(Stored dataset items)
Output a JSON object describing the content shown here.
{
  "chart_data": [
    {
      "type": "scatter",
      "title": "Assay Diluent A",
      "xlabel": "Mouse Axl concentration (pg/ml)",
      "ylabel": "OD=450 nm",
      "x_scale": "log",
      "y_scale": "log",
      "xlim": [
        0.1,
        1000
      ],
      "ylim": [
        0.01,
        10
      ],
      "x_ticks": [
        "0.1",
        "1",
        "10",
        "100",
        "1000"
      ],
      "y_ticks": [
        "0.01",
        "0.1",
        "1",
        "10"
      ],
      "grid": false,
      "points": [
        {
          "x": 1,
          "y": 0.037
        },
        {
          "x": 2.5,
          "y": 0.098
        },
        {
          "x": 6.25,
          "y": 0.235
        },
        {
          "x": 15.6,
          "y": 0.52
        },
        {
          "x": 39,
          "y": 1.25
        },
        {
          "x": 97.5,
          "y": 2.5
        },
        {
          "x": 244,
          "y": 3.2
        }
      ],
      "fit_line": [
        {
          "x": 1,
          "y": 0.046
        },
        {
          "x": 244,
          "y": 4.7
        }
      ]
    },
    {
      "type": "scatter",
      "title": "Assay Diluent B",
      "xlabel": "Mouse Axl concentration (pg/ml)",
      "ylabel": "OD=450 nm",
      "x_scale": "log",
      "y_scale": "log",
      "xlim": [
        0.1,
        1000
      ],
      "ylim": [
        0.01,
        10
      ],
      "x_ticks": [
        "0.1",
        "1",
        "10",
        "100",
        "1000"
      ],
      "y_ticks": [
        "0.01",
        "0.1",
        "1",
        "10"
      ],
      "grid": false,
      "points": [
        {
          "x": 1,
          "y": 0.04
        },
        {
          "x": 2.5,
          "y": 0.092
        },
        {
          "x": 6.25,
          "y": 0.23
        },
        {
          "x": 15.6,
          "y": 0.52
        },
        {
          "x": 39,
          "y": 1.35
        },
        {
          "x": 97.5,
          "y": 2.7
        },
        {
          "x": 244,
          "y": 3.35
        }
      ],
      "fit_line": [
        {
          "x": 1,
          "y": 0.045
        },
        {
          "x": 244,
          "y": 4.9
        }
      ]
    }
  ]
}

§ DIRECTIONS FOR THIS TASK: Once you have read the entries, write them out again without altering a single character.

§ ANSWER BOX:
Output a JSON object describing the content shown here.
{
  "chart_data": [
    {
      "type": "scatter",
      "title": "Assay Diluent A",
      "xlabel": "Mouse Axl concentration (pg/ml)",
      "ylabel": "OD=450 nm",
      "x_scale": "log",
      "y_scale": "log",
      "xlim": [
        0.1,
        1000
      ],
      "ylim": [
        0.01,
        10
      ],
      "x_ticks": [
        "0.1",
        "1",
        "10",
        "100",
        "1000"
      ],
      "y_ticks": [
        "0.01",
        "0.1",
        "1",
        "10"
      ],
      "grid": false,
      "points": [
        {
          "x": 1,
          "y": 0.037
        },
        {
          "x": 2.5,
          "y": 0.098
        },
        {
          "x": 6.25,
          "y": 0.235
        },
        {
          "x": 15.6,
          "y": 0.52
        },
        {
          "x": 39,
          "y": 1.25
        },
        {
          "x": 97.5,
          "y": 2.5
        },
        {
          "x": 244,
          "y": 3.2
        }
      ],
      "fit_line": [
        {
          "x": 1,
          "y": 0.046
        },
        {
          "x": 244,
          "y": 4.7
        }
      ]
    },
    {
      "type": "scatter",
      "title": "Assay Diluent B",
      "xlabel": "Mouse Axl concentration (pg/ml)",
      "ylabel": "OD=450 nm",
      "x_scale": "log",
      "y_scale": "log",
      "xlim": [
        0.1,
        1000
      ],
      "ylim": [
        0.01,
        10
      ],
      "x_ticks": [
        "0.1",
        "1",
        "10",
        "100",
        "1000"
      ],
      "y_ticks": [
        "0.01",
        "0.1",
        "1",
        "10"
      ],
      "grid": false,
      "points": [
        {
          "x": 1,
          "y": 0.04
        },
        {
          "x": 2.5,
          "y": 0.092
        },
        {
          "x": 6.25,
          "y": 0.23
        },
        {
          "x": 15.6,
          "y": 0.52
        },
        {
          "x": 39,
          "y": 1.35
        },
        {
          "x": 97.5,
          "y": 2.7
        },
        {
          "x": 244,
          "y": 3.35
        }
      ],
      "fit_line": [
        {
          "x": 1,
          "y": 0.045
        },
        {
          "x": 244,
          "y": 4.9
        }
      ]
    }
  ]
}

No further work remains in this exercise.